Where a line in the listing contains the string "elit", copy that line out.

(Stored data)
********************

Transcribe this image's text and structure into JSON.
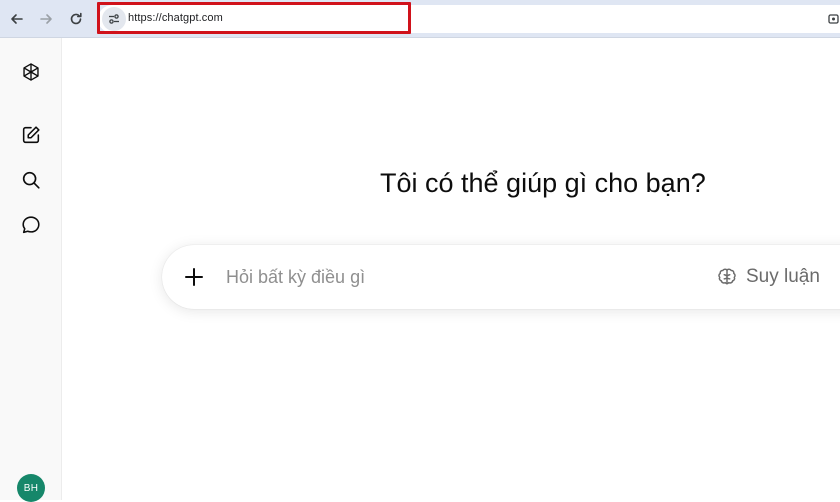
{
  "browser": {
    "url": "https://chatgpt.com",
    "icons": {
      "back": "arrow-left-icon",
      "forward": "arrow-right-icon",
      "reload": "reload-icon",
      "site_info": "tune-icon",
      "extension": "puzzle-icon"
    },
    "highlight_color": "#d0121b"
  },
  "sidebar": {
    "icons": [
      "chatgpt-logo-icon",
      "new-chat-icon",
      "search-icon",
      "chat-bubble-icon"
    ],
    "avatar_initials": "BH",
    "avatar_color": "#16876a"
  },
  "main": {
    "headline": "Tôi có thể giúp gì cho bạn?",
    "composer": {
      "placeholder": "Hỏi bất kỳ điều gì",
      "value": "",
      "attach_icon": "plus-icon",
      "reason_label": "Suy luận",
      "reason_icon": "brain-icon"
    }
  }
}
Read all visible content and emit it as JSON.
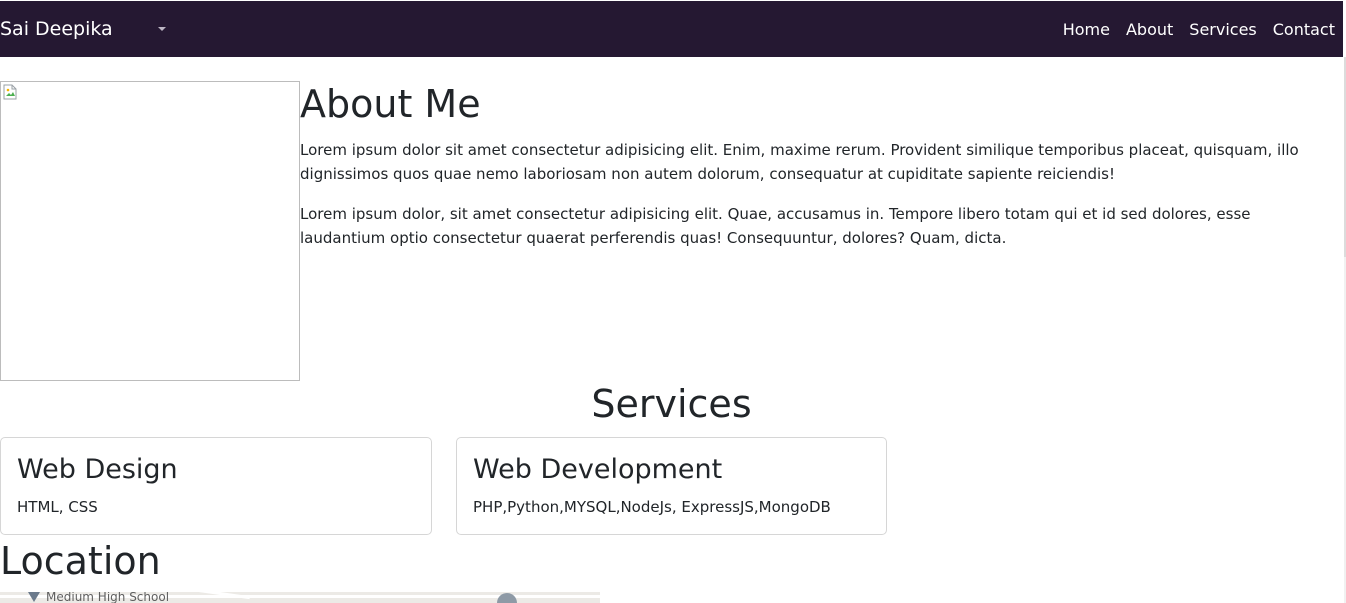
{
  "navbar": {
    "brand": "Sai Deepika",
    "links": [
      "Home",
      "About",
      "Services",
      "Contact"
    ],
    "bg_color": "#251832"
  },
  "about": {
    "title": "About Me",
    "paragraphs": [
      "Lorem ipsum dolor sit amet consectetur adipisicing elit. Enim, maxime rerum. Provident similique temporibus placeat, quisquam, illo dignissimos quos quae nemo laboriosam non autem dolorum, consequatur at cupiditate sapiente reiciendis!",
      "Lorem ipsum dolor, sit amet consectetur adipisicing elit. Quae, accusamus in. Tempore libero totam qui et id sed dolores, esse laudantium optio consectetur quaerat perferendis quas! Consequuntur, dolores? Quam, dicta."
    ]
  },
  "services": {
    "title": "Services",
    "cards": [
      {
        "title": "Web Design",
        "text": "HTML, CSS"
      },
      {
        "title": "Web Development",
        "text": "PHP,Python,MYSQL,NodeJs, ExpressJS,MongoDB"
      }
    ]
  },
  "location": {
    "title": "Location",
    "map_labels": [
      "Medium High School"
    ]
  }
}
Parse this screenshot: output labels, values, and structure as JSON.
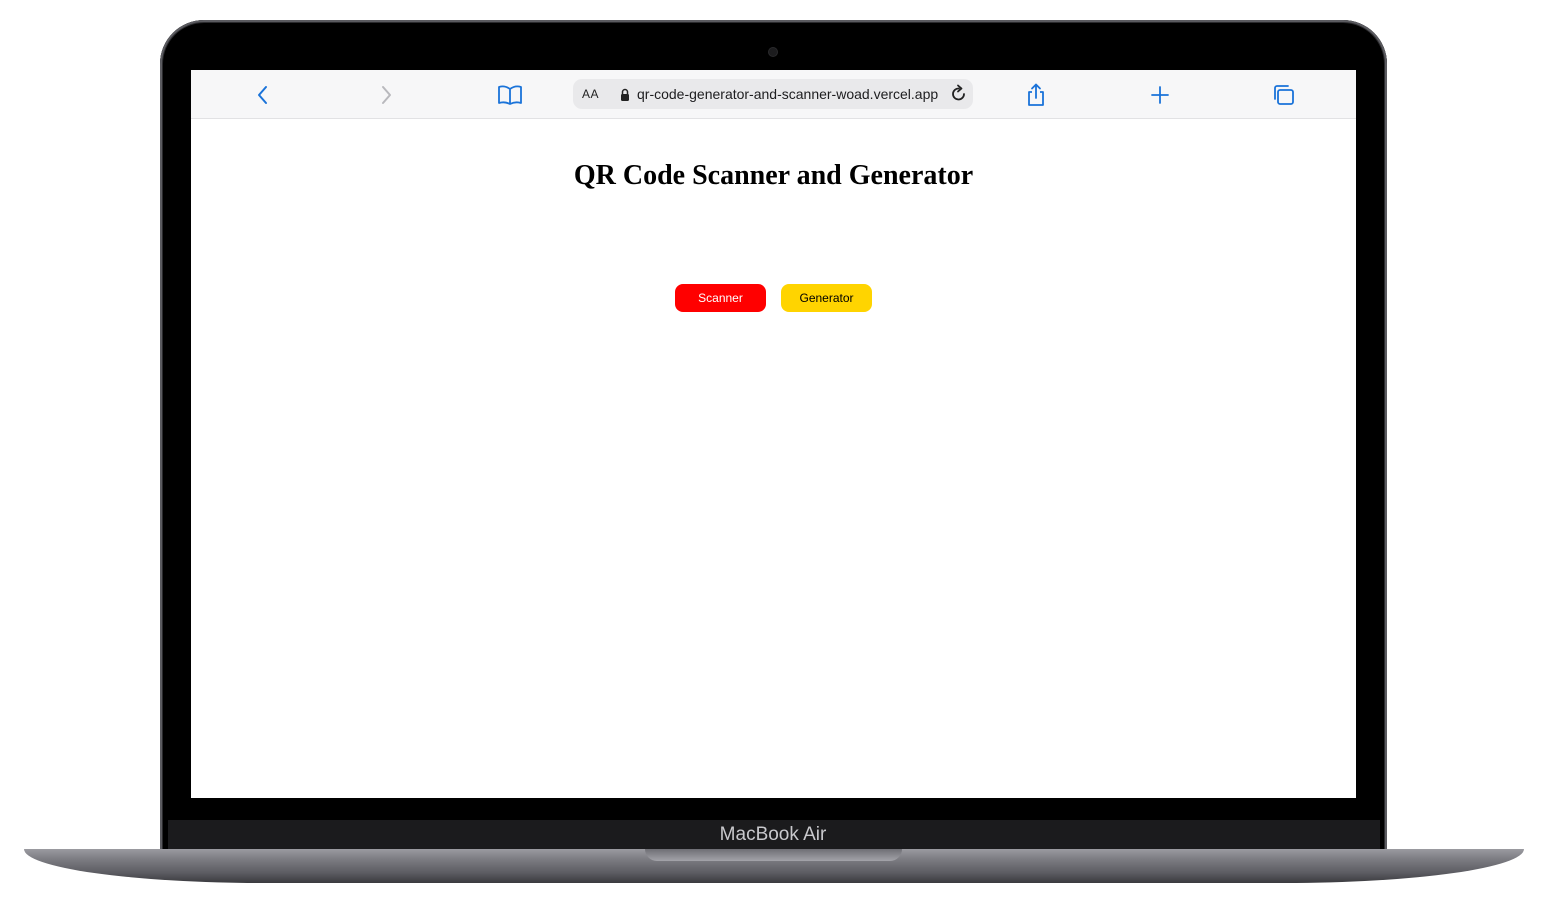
{
  "device": {
    "brand_label": "MacBook Air"
  },
  "browser": {
    "text_size_label": "AA",
    "url": "qr-code-generator-and-scanner-woad.vercel.app",
    "icons": {
      "back": "chevron-left-icon",
      "forward": "chevron-right-icon",
      "bookmarks": "book-icon",
      "lock": "lock-icon",
      "reload": "reload-icon",
      "share": "share-icon",
      "new_tab": "plus-icon",
      "tabs": "tabs-overview-icon"
    },
    "accent_color": "#1a73d9"
  },
  "page": {
    "title": "QR Code Scanner and Generator",
    "buttons": {
      "scanner_label": "Scanner",
      "generator_label": "Generator"
    },
    "colors": {
      "scanner": "#ff0000",
      "generator": "#ffd400"
    }
  }
}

********************

- [Worked answer]
      "Lorem ipsum dolor sit amet consectetur adipisicing elit. Enim, maxime rerum. Provident similique temporibus placeat, quisquam, illo dignissimos quos quae nemo laboriosam non autem dolorum, consequatur at cupiditate sapiente reiciendis!",
      "Lorem ipsum dolor, sit amet consectetur adipisicing elit. Quae, accusamus in. Tempore libero totam qui et id sed dolores, esse laudantium optio consectetur quaerat perferendis quas! Consequuntur, dolores? Quam, dicta."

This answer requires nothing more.